Instruction - Transcribe the records that follow, preserving every word.

Task data -
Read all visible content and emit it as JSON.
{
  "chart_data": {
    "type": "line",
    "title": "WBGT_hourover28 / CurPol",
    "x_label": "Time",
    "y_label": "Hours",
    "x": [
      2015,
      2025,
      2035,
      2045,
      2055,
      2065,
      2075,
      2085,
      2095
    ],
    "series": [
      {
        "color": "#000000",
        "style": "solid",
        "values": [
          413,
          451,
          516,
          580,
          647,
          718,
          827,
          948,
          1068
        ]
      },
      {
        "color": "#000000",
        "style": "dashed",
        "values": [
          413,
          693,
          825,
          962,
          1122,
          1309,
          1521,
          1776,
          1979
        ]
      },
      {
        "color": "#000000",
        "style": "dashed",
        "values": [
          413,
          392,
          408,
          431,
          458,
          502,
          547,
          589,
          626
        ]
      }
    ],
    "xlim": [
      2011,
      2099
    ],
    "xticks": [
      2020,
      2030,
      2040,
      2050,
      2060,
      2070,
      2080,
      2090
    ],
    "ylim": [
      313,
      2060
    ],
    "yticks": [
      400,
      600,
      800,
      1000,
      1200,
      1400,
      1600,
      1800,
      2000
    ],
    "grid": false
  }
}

Result of this exercise -
Read all visible content and emit it as JSON.
{
  "chart_data": {
    "type": "line",
    "title": "WBGT_hourover28 / CurPol",
    "x_label": "Time",
    "y_label": "Hours",
    "x": [
      2015,
      2025,
      2035,
      2045,
      2055,
      2065,
      2075,
      2085,
      2095
    ],
    "series": [
      {
        "color": "#000000",
        "style": "solid",
        "values": [
          413,
          451,
          516,
          580,
          647,
          718,
          827,
          948,
          1068
        ]
      },
      {
        "color": "#000000",
        "style": "dashed",
        "values": [
          413,
          693,
          825,
          962,
          1122,
          1309,
          1521,
          1776,
          1979
        ]
      },
      {
        "color": "#000000",
        "style": "dashed",
        "values": [
          413,
          392,
          408,
          431,
          458,
          502,
          547,
          589,
          626
        ]
      }
    ],
    "xlim": [
      2011,
      2099
    ],
    "xticks": [
      2020,
      2030,
      2040,
      2050,
      2060,
      2070,
      2080,
      2090
    ],
    "ylim": [
      313,
      2060
    ],
    "yticks": [
      400,
      600,
      800,
      1000,
      1200,
      1400,
      1600,
      1800,
      2000
    ],
    "grid": false
  }
}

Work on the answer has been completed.